• _Required task_:
Repeat the material below exactly, line for line.

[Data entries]

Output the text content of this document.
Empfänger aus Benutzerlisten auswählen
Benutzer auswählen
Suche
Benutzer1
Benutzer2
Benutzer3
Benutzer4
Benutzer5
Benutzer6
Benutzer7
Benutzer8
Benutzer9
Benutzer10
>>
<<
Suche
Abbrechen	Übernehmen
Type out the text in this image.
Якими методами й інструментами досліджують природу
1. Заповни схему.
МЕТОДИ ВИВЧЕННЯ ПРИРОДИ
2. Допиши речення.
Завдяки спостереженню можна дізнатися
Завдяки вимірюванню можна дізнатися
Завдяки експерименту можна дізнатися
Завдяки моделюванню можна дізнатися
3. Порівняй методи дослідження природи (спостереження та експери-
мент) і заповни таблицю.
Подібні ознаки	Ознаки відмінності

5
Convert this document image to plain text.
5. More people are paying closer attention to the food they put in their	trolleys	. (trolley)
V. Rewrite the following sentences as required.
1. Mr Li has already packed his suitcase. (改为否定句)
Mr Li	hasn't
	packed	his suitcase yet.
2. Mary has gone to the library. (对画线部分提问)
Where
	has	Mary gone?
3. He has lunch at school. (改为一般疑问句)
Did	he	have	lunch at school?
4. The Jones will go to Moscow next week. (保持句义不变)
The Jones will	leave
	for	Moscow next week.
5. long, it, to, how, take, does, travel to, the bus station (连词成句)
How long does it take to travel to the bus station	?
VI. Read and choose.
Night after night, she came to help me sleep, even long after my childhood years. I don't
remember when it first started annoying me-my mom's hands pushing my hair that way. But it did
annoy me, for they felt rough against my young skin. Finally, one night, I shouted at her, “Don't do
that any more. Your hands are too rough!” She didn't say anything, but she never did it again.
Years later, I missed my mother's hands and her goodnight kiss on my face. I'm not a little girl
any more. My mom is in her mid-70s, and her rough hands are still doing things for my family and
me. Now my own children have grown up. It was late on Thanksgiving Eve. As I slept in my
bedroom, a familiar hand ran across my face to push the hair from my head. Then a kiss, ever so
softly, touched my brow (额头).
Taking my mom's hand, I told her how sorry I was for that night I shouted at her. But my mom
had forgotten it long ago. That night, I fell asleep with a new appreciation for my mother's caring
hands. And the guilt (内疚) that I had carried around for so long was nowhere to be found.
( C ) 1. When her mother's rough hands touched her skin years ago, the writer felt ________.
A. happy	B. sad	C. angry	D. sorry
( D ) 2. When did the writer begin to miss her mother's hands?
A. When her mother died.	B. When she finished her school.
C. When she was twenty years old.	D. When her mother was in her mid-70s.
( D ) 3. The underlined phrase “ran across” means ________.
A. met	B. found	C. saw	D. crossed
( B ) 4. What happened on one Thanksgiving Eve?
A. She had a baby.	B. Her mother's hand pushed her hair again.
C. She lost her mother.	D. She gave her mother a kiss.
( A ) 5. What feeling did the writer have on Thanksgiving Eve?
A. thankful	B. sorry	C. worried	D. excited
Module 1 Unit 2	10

• _Task output_:
Output the text content of this document.
Empfänger aus Benutzerlisten auswählen
Benutzer auswählen
Suche
Benutzer1
Benutzer2
Benutzer3
Benutzer4
Benutzer5
Benutzer6
Benutzer7
Benutzer8
Benutzer9
Benutzer10
>>
<<
Suche
Abbrechen	Übernehmen
Type out the text in this image.
Якими методами й інструментами досліджують природу
1. Заповни схему.
МЕТОДИ ВИВЧЕННЯ ПРИРОДИ
2. Допиши речення.
Завдяки спостереженню можна дізнатися
Завдяки вимірюванню можна дізнатися
Завдяки експерименту можна дізнатися
Завдяки моделюванню можна дізнатися
3. Порівняй методи дослідження природи (спостереження та експери-
мент) і заповни таблицю.
Подібні ознаки	Ознаки відмінності

5
Convert this document image to plain text.
5. More people are paying closer attention to the food they put in their	trolleys	. (trolley)
V. Rewrite the following sentences as required.
1. Mr Li has already packed his suitcase. (改为否定句)
Mr Li	hasn't
	packed	his suitcase yet.
2. Mary has gone to the library. (对画线部分提问)
Where
	has	Mary gone?
3. He has lunch at school. (改为一般疑问句)
Did	he	have	lunch at school?
4. The Jones will go to Moscow next week. (保持句义不变)
The Jones will	leave
	for	Moscow next week.
5. long, it, to, how, take, does, travel to, the bus station (连词成句)
How long does it take to travel to the bus station	?
VI. Read and choose.
Night after night, she came to help me sleep, even long after my childhood years. I don't
remember when it first started annoying me-my mom's hands pushing my hair that way. But it did
annoy me, for they felt rough against my young skin. Finally, one night, I shouted at her, “Don't do
that any more. Your hands are too rough!” She didn't say anything, but she never did it again.
Years later, I missed my mother's hands and her goodnight kiss on my face. I'm not a little girl
any more. My mom is in her mid-70s, and her rough hands are still doing things for my family and
me. Now my own children have grown up. It was late on Thanksgiving Eve. As I slept in my
bedroom, a familiar hand ran across my face to push the hair from my head. Then a kiss, ever so
softly, touched my brow (额头).
Taking my mom's hand, I told her how sorry I was for that night I shouted at her. But my mom
had forgotten it long ago. That night, I fell asleep with a new appreciation for my mother's caring
hands. And the guilt (内疚) that I had carried around for so long was nowhere to be found.
( C ) 1. When her mother's rough hands touched her skin years ago, the writer felt ________.
A. happy	B. sad	C. angry	D. sorry
( D ) 2. When did the writer begin to miss her mother's hands?
A. When her mother died.	B. When she finished her school.
C. When she was twenty years old.	D. When her mother was in her mid-70s.
( D ) 3. The underlined phrase “ran across” means ________.
A. met	B. found	C. saw	D. crossed
( B ) 4. What happened on one Thanksgiving Eve?
A. She had a baby.	B. Her mother's hand pushed her hair again.
C. She lost her mother.	D. She gave her mother a kiss.
( A ) 5. What feeling did the writer have on Thanksgiving Eve?
A. thankful	B. sorry	C. worried	D. excited
Module 1 Unit 2	10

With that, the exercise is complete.